→ DATA FOR THIS EXERCISE
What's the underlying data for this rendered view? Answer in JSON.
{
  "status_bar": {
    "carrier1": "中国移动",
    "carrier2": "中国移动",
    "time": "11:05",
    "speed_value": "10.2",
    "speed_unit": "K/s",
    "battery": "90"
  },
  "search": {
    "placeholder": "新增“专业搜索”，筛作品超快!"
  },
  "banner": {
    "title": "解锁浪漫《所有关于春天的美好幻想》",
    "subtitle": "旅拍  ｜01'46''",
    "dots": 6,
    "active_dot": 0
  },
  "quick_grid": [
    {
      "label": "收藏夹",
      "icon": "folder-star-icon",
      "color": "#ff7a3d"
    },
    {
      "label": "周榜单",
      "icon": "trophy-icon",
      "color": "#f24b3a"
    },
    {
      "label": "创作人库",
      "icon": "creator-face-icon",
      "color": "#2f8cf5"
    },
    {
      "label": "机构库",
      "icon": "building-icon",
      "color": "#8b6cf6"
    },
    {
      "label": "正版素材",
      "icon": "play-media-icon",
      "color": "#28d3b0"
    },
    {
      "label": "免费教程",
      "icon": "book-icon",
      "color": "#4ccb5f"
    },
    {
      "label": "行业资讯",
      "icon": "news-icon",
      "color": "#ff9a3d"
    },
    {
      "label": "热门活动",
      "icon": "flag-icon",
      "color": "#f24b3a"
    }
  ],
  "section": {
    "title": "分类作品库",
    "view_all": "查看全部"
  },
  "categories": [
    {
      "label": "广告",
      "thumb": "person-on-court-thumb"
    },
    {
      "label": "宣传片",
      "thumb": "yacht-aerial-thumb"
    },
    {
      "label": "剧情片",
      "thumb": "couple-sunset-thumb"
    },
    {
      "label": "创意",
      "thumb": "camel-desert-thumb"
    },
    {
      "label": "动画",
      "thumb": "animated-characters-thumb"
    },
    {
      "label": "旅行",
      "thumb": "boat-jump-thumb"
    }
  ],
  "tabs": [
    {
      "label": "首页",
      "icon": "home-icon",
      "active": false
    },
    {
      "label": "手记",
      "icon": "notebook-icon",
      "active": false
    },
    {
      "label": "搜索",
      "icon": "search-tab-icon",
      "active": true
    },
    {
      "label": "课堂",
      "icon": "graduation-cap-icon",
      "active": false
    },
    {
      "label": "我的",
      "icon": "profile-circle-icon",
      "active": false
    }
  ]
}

→ TASK TO CARRY OUT
Return each entry from the material above exactly as it appears.

→ TASK RESULT
What's the underlying data for this rendered view? Answer in JSON.
{
  "status_bar": {
    "carrier1": "中国移动",
    "carrier2": "中国移动",
    "time": "11:05",
    "speed_value": "10.2",
    "speed_unit": "K/s",
    "battery": "90"
  },
  "search": {
    "placeholder": "新增“专业搜索”，筛作品超快!"
  },
  "banner": {
    "title": "解锁浪漫《所有关于春天的美好幻想》",
    "subtitle": "旅拍  ｜01'46''",
    "dots": 6,
    "active_dot": 0
  },
  "quick_grid": [
    {
      "label": "收藏夹",
      "icon": "folder-star-icon",
      "color": "#ff7a3d"
    },
    {
      "label": "周榜单",
      "icon": "trophy-icon",
      "color": "#f24b3a"
    },
    {
      "label": "创作人库",
      "icon": "creator-face-icon",
      "color": "#2f8cf5"
    },
    {
      "label": "机构库",
      "icon": "building-icon",
      "color": "#8b6cf6"
    },
    {
      "label": "正版素材",
      "icon": "play-media-icon",
      "color": "#28d3b0"
    },
    {
      "label": "免费教程",
      "icon": "book-icon",
      "color": "#4ccb5f"
    },
    {
      "label": "行业资讯",
      "icon": "news-icon",
      "color": "#ff9a3d"
    },
    {
      "label": "热门活动",
      "icon": "flag-icon",
      "color": "#f24b3a"
    }
  ],
  "section": {
    "title": "分类作品库",
    "view_all": "查看全部"
  },
  "categories": [
    {
      "label": "广告",
      "thumb": "person-on-court-thumb"
    },
    {
      "label": "宣传片",
      "thumb": "yacht-aerial-thumb"
    },
    {
      "label": "剧情片",
      "thumb": "couple-sunset-thumb"
    },
    {
      "label": "创意",
      "thumb": "camel-desert-thumb"
    },
    {
      "label": "动画",
      "thumb": "animated-characters-thumb"
    },
    {
      "label": "旅行",
      "thumb": "boat-jump-thumb"
    }
  ],
  "tabs": [
    {
      "label": "首页",
      "icon": "home-icon",
      "active": false
    },
    {
      "label": "手记",
      "icon": "notebook-icon",
      "active": false
    },
    {
      "label": "搜索",
      "icon": "search-tab-icon",
      "active": true
    },
    {
      "label": "课堂",
      "icon": "graduation-cap-icon",
      "active": false
    },
    {
      "label": "我的",
      "icon": "profile-circle-icon",
      "active": false
    }
  ]
}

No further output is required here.